Go over the entries below line by line, copying each one that contains the word "Diversity".

Data records
_ _ _ _ _
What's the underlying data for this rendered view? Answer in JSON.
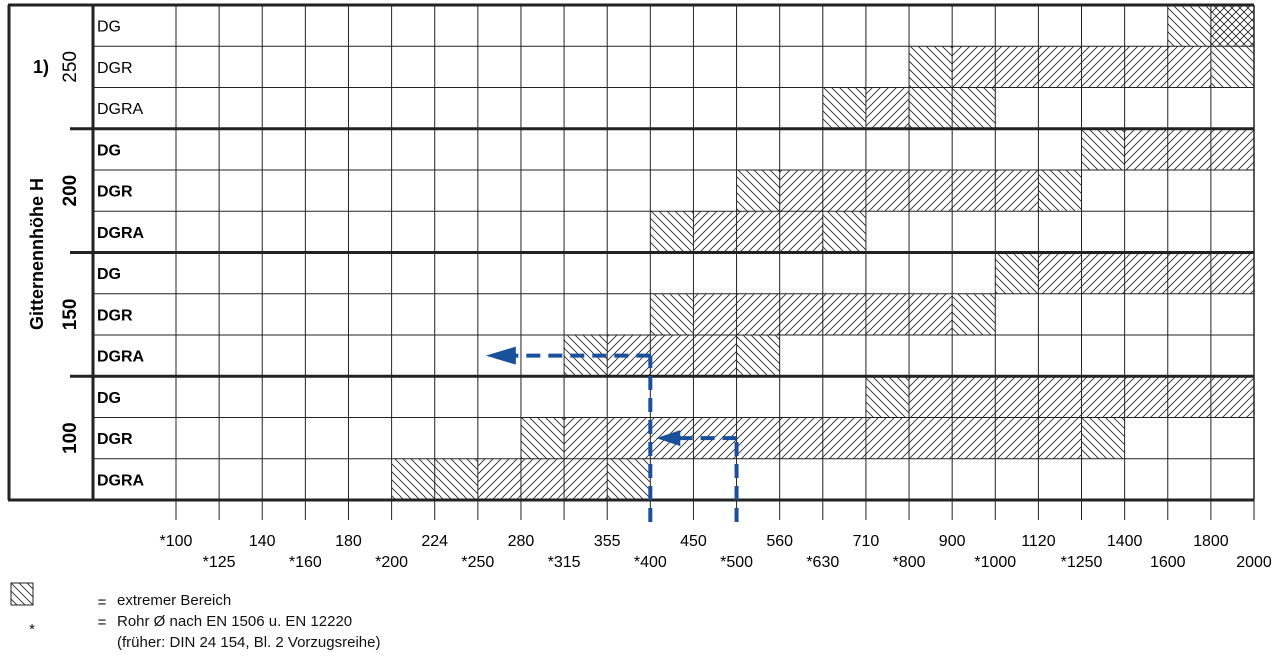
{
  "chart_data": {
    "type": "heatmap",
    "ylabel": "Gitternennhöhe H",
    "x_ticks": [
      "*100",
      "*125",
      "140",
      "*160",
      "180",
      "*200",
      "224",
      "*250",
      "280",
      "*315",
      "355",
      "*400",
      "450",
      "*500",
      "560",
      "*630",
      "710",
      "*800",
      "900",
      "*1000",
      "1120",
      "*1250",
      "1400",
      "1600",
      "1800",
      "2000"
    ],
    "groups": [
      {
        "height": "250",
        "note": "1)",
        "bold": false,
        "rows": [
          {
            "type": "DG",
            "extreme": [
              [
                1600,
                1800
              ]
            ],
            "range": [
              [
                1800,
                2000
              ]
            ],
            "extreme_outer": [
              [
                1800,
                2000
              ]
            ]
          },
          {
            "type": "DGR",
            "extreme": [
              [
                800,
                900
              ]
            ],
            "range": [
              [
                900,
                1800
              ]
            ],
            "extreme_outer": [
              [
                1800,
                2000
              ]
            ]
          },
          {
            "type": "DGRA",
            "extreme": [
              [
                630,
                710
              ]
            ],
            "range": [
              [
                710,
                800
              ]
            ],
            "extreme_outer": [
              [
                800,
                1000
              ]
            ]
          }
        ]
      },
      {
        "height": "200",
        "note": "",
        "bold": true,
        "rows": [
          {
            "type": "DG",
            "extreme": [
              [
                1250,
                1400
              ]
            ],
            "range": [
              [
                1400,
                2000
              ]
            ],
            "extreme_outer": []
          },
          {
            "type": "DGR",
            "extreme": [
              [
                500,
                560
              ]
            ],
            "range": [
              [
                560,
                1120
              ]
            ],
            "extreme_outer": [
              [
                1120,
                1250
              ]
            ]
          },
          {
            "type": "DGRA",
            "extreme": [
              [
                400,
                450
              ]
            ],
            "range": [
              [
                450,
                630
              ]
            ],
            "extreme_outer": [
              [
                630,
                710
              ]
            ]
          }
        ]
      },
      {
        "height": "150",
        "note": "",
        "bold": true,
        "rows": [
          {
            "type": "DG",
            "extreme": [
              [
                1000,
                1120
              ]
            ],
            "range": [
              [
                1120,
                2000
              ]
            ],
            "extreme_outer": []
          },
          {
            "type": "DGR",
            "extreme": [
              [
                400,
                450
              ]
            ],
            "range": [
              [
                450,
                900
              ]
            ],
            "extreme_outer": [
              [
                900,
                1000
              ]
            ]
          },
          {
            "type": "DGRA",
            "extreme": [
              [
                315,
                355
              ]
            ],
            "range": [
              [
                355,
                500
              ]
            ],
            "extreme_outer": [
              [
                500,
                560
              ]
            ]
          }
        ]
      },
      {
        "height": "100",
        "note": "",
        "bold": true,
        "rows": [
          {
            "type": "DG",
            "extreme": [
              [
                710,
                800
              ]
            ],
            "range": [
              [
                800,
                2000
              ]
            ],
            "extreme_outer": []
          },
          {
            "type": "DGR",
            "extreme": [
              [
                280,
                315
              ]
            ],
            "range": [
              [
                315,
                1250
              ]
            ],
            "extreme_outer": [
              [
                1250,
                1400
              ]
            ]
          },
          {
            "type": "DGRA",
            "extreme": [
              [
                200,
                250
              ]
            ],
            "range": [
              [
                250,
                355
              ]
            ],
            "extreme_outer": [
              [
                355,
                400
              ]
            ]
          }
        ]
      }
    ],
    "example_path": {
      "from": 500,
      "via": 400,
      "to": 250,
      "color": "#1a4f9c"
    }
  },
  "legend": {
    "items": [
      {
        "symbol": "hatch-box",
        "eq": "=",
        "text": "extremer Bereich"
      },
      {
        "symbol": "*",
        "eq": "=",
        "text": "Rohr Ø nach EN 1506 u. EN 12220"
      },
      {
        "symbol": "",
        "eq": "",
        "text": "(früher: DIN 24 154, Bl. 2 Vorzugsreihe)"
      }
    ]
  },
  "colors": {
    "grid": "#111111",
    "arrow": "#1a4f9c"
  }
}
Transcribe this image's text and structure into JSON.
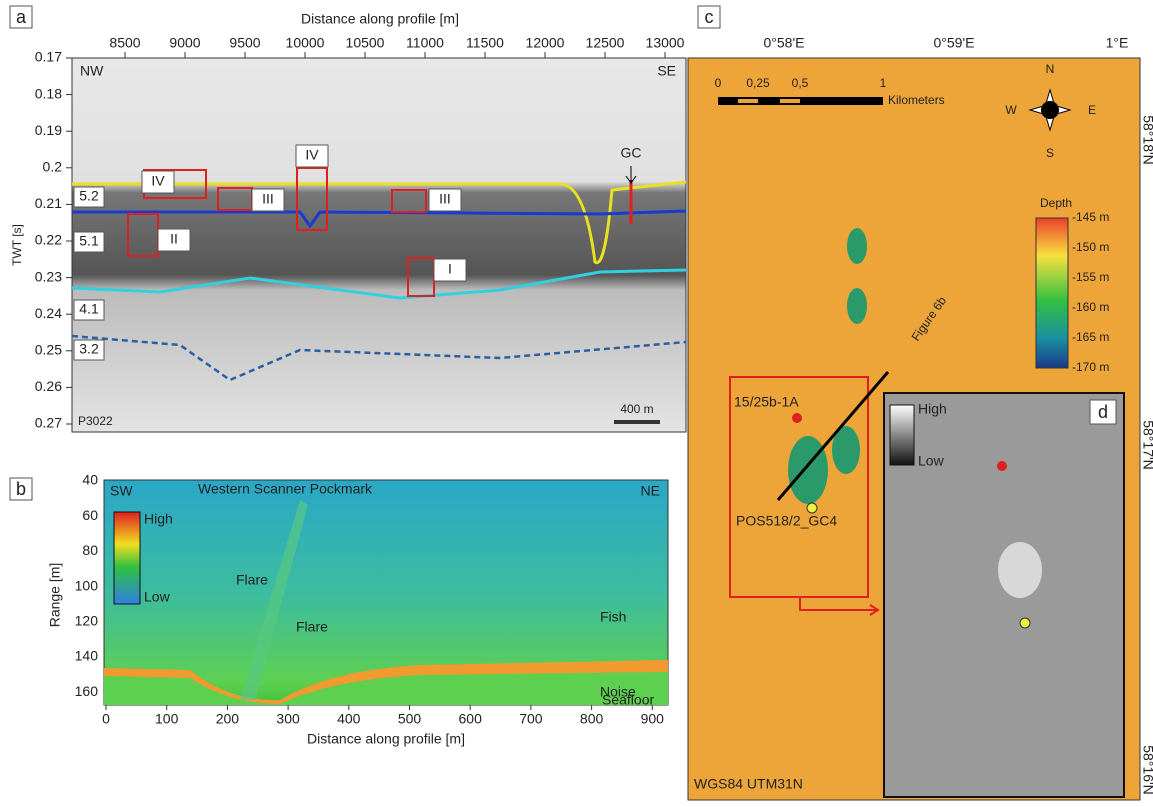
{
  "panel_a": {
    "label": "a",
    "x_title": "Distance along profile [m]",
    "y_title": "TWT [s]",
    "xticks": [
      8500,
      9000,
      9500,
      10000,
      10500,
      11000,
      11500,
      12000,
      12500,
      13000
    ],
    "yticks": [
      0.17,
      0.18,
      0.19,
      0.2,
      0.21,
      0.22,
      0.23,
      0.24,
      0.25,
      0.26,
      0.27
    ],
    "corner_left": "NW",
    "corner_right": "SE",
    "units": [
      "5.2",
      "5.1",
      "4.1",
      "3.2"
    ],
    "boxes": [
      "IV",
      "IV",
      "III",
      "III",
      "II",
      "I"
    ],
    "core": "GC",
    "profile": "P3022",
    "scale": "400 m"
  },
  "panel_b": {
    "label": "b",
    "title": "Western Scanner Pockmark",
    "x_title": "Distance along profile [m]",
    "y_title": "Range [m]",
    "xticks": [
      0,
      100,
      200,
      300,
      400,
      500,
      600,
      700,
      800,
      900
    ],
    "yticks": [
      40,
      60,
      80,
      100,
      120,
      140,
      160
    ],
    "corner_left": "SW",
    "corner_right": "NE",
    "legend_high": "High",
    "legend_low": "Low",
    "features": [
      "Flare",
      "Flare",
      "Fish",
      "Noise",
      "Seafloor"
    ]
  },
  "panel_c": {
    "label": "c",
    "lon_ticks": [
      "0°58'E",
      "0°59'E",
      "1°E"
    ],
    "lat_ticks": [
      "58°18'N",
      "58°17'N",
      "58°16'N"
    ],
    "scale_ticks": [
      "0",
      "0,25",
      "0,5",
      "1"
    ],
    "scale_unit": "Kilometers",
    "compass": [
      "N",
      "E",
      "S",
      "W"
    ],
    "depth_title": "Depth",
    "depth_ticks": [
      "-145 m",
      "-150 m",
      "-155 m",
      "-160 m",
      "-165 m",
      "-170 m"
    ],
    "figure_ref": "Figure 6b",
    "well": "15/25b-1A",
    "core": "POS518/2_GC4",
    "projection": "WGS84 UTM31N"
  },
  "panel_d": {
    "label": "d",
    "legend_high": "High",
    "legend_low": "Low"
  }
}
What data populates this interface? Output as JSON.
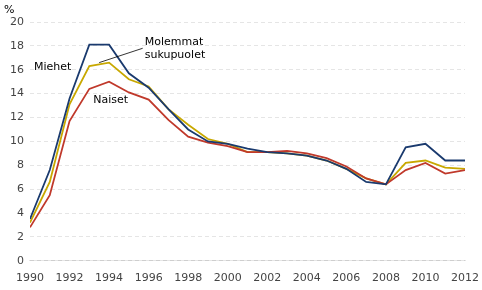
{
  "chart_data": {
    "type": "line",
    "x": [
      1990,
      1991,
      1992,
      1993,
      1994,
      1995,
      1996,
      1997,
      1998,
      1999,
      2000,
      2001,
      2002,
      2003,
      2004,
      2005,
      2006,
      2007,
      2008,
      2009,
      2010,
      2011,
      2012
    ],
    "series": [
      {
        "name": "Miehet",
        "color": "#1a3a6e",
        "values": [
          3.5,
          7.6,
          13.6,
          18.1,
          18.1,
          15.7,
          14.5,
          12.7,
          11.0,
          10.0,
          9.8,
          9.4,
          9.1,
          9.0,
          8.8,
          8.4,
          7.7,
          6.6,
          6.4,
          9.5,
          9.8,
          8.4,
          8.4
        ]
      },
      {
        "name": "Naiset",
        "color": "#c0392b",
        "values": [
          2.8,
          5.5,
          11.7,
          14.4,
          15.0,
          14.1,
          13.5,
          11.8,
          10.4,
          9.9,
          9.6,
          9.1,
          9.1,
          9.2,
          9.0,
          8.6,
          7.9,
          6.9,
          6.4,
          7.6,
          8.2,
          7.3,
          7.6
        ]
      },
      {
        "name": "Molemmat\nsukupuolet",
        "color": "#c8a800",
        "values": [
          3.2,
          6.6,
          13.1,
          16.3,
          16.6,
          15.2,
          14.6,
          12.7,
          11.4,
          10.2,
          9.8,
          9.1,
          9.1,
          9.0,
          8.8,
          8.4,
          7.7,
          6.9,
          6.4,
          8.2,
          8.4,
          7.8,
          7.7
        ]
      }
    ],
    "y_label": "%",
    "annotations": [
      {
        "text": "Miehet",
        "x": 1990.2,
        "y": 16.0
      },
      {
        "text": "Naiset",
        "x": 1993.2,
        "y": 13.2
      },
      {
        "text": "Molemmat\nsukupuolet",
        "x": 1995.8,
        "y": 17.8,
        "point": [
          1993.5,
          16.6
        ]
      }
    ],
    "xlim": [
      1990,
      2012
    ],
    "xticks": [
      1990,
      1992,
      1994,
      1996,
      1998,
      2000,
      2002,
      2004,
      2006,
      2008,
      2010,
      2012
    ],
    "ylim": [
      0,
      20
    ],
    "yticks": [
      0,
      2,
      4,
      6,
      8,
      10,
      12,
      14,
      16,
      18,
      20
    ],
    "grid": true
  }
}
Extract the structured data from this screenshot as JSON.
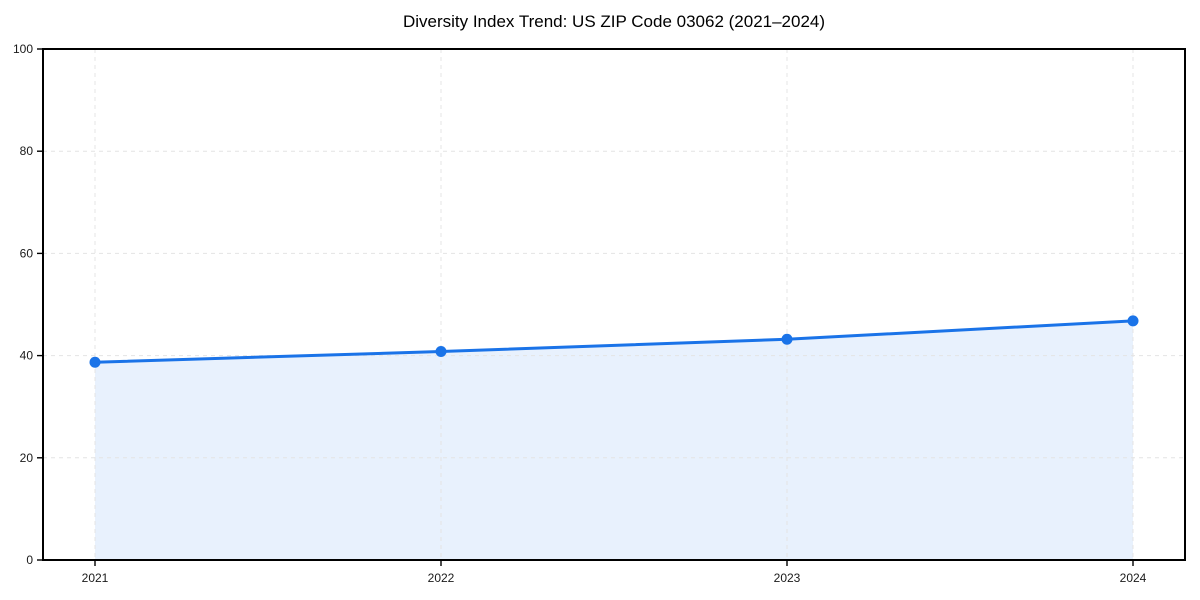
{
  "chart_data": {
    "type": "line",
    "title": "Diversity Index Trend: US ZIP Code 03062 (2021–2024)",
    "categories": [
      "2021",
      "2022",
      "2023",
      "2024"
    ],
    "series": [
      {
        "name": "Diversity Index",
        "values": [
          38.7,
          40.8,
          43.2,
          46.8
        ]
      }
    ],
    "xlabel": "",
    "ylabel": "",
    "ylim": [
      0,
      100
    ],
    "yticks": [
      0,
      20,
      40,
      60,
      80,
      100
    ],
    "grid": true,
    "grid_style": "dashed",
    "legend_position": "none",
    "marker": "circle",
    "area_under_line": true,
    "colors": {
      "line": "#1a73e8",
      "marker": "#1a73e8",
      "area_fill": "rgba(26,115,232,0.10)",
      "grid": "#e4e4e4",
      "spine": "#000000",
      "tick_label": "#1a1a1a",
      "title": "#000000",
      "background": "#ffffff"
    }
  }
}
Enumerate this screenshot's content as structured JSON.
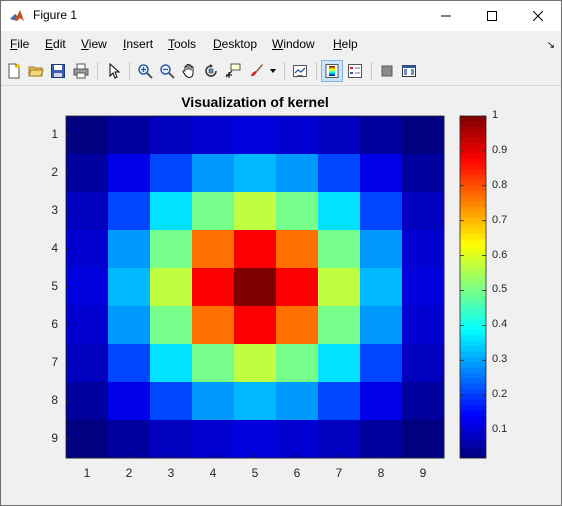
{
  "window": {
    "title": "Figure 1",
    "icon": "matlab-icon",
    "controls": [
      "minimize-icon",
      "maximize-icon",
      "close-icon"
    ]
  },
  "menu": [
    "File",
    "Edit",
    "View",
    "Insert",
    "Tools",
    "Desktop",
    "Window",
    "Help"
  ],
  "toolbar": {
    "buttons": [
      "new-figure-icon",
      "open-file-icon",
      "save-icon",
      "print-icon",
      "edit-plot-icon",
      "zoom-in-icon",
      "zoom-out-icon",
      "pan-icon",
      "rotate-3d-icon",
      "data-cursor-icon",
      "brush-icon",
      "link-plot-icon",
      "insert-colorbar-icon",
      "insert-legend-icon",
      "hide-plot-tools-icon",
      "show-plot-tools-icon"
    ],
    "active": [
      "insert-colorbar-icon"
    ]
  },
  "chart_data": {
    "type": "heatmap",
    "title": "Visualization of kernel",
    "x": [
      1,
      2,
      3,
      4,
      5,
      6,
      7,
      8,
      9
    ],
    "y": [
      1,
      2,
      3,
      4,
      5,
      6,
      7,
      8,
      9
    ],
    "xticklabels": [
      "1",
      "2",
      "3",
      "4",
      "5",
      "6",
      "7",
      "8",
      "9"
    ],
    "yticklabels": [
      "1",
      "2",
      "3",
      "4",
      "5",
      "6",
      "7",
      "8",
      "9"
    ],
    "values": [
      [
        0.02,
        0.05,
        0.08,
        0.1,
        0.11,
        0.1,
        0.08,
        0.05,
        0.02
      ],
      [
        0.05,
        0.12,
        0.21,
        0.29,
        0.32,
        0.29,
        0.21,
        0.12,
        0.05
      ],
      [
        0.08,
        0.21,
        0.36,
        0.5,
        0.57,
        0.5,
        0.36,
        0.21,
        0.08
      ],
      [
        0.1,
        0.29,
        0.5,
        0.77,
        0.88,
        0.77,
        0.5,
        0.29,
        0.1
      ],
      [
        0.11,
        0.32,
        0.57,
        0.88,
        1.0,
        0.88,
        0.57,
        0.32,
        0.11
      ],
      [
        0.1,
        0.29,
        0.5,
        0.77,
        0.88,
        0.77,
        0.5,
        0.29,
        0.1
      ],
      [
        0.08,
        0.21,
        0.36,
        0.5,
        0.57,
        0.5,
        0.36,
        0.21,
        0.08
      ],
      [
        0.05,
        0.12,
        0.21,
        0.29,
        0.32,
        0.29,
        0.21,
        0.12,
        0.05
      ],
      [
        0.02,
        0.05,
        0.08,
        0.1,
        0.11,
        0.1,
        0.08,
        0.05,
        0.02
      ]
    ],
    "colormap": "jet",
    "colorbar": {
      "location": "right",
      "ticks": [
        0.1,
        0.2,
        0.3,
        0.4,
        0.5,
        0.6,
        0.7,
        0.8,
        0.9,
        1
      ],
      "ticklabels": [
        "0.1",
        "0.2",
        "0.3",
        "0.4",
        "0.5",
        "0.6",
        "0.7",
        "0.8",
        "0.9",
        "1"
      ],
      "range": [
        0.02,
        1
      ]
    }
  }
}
_ _ _ _ _
• [The completed task]
    "title": "Diversity Index Trend: US ZIP Code 03062 (2021–2024)",
        "name": "Diversity Index",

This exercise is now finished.